■ The request ■
From the entries below, copy every line that holds the word "Count".

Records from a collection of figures
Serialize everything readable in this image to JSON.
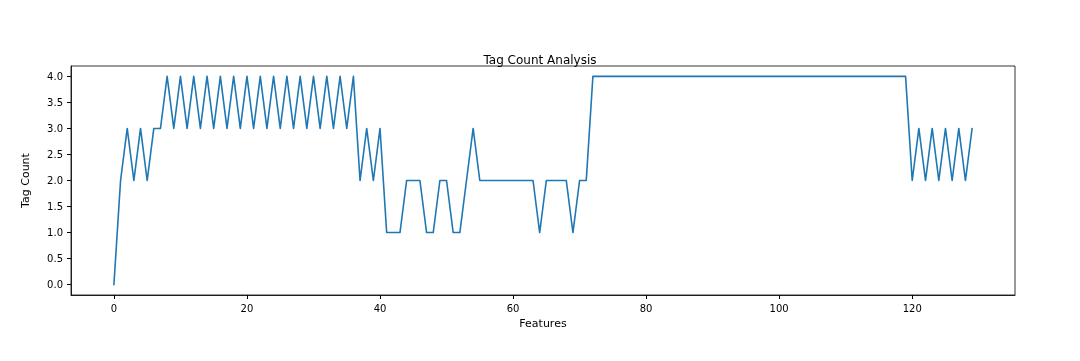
{
  "chart_data": {
    "type": "line",
    "title": "Tag Count Analysis",
    "xlabel": "Features",
    "ylabel": "Tag Count",
    "x": [
      0,
      1,
      2,
      3,
      4,
      5,
      6,
      7,
      8,
      9,
      10,
      11,
      12,
      13,
      14,
      15,
      16,
      17,
      18,
      19,
      20,
      21,
      22,
      23,
      24,
      25,
      26,
      27,
      28,
      29,
      30,
      31,
      32,
      33,
      34,
      35,
      36,
      37,
      38,
      39,
      40,
      41,
      42,
      43,
      44,
      45,
      46,
      47,
      48,
      49,
      50,
      51,
      52,
      53,
      54,
      55,
      56,
      57,
      58,
      59,
      60,
      61,
      62,
      63,
      64,
      65,
      66,
      67,
      68,
      69,
      70,
      71,
      72,
      73,
      74,
      75,
      76,
      77,
      78,
      79,
      80,
      81,
      82,
      83,
      84,
      85,
      86,
      87,
      88,
      89,
      90,
      91,
      92,
      93,
      94,
      95,
      96,
      97,
      98,
      99,
      100,
      101,
      102,
      103,
      104,
      105,
      106,
      107,
      108,
      109,
      110,
      111,
      112,
      113,
      114,
      115,
      116,
      117,
      118,
      119,
      120,
      121,
      122,
      123,
      124,
      125,
      126,
      127,
      128,
      129
    ],
    "series": [
      {
        "color": "#1f77b4",
        "values": [
          0,
          2,
          3,
          2,
          3,
          2,
          3,
          3,
          4,
          3,
          4,
          3,
          4,
          3,
          4,
          3,
          4,
          3,
          4,
          3,
          4,
          3,
          4,
          3,
          4,
          3,
          4,
          3,
          4,
          3,
          4,
          3,
          4,
          3,
          4,
          3,
          4,
          2,
          3,
          2,
          3,
          1,
          1,
          1,
          2,
          2,
          2,
          1,
          1,
          2,
          2,
          1,
          1,
          2,
          3,
          2,
          2,
          2,
          2,
          2,
          2,
          2,
          2,
          2,
          1,
          2,
          2,
          2,
          2,
          1,
          2,
          2,
          4,
          4,
          4,
          4,
          4,
          4,
          4,
          4,
          4,
          4,
          4,
          4,
          4,
          4,
          4,
          4,
          4,
          4,
          4,
          4,
          4,
          4,
          4,
          4,
          4,
          4,
          4,
          4,
          4,
          4,
          4,
          4,
          4,
          4,
          4,
          4,
          4,
          4,
          4,
          4,
          4,
          4,
          4,
          4,
          4,
          4,
          4,
          4,
          2,
          3,
          2,
          3,
          2,
          3,
          2,
          3,
          2,
          3
        ]
      }
    ],
    "xlim": [
      -6.45,
      135.45
    ],
    "xticks": [
      0,
      20,
      40,
      60,
      80,
      100,
      120
    ],
    "ylim": [
      -0.2,
      4.2
    ],
    "yticks": [
      {
        "value": 0,
        "label": "0.0"
      },
      {
        "value": 0.5,
        "label": "0.5"
      },
      {
        "value": 1,
        "label": "1.0"
      },
      {
        "value": 1.5,
        "label": "1.5"
      },
      {
        "value": 2,
        "label": "2.0"
      },
      {
        "value": 2.5,
        "label": "2.5"
      },
      {
        "value": 3,
        "label": "3.0"
      },
      {
        "value": 3.5,
        "label": "3.5"
      },
      {
        "value": 4,
        "label": "4.0"
      }
    ],
    "grid": false,
    "marker": "none",
    "line_style": "solid"
  }
}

■ Problem solution ■
    "title": "Tag Count Analysis",
    "ylabel": "Tag Count",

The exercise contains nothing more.